(YOUR GOAL)
Search the material for the string "this" and copy each line where it occurs.

◇ ◇ ◇ ◇

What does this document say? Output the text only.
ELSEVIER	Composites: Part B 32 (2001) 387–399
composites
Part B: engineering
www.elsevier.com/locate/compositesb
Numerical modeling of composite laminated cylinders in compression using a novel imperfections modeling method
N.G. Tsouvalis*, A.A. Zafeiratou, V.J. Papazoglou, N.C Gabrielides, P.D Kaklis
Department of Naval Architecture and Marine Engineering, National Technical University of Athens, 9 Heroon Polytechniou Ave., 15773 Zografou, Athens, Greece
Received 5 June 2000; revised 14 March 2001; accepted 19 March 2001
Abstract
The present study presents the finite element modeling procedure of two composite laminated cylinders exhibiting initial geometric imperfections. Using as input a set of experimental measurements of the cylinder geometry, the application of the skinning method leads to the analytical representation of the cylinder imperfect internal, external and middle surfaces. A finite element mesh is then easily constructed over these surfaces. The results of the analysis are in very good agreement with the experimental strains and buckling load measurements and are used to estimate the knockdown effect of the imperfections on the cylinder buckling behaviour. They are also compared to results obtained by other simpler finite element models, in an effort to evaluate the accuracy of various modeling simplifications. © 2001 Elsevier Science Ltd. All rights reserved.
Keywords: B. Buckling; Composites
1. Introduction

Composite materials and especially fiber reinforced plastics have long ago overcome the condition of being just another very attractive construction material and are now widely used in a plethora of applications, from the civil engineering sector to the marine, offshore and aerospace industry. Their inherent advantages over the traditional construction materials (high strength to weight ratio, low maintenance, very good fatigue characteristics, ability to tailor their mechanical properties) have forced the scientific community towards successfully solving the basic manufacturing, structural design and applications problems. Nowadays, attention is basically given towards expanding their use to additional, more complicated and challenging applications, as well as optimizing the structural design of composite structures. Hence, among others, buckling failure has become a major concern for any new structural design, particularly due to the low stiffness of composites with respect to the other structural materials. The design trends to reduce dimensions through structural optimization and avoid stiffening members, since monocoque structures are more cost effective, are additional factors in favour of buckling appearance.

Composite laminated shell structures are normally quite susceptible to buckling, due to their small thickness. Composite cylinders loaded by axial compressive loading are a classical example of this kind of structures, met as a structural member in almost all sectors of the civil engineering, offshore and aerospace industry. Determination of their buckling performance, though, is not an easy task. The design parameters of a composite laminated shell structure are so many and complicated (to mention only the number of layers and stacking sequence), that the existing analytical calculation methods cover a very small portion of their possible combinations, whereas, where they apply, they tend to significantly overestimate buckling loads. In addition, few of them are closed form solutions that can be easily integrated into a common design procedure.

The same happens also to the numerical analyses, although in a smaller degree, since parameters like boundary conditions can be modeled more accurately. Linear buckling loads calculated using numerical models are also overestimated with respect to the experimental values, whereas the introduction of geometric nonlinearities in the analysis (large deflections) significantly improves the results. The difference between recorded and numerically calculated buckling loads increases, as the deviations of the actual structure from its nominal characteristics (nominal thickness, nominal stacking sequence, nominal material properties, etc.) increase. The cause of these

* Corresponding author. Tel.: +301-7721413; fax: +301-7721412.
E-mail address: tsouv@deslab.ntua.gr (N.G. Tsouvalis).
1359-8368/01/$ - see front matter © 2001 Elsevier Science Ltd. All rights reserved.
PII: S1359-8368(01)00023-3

◇ ◇ ◇ ◇

(WRITTEN SOLUTION)
What does this document say? Output the text only.
Composite laminated shell structures are normally quite susceptible to buckling, due to their small thickness. Composite cylinders loaded by axial compressive loading are a classical example of this kind of structures, met as a structural member in almost all sectors of the civil engineering, offshore and aerospace industry. Determination of their buckling performance, though, is not an easy task. The design parameters of a composite laminated shell structure are so many and complicated (to mention only the number of layers and stacking sequence), that the existing analytical calculation methods cover a very small portion of their possible combinations, whereas, where they apply, they tend to significantly overestimate buckling loads. In addition, few of them are closed form solutions that can be easily integrated into a common design procedure.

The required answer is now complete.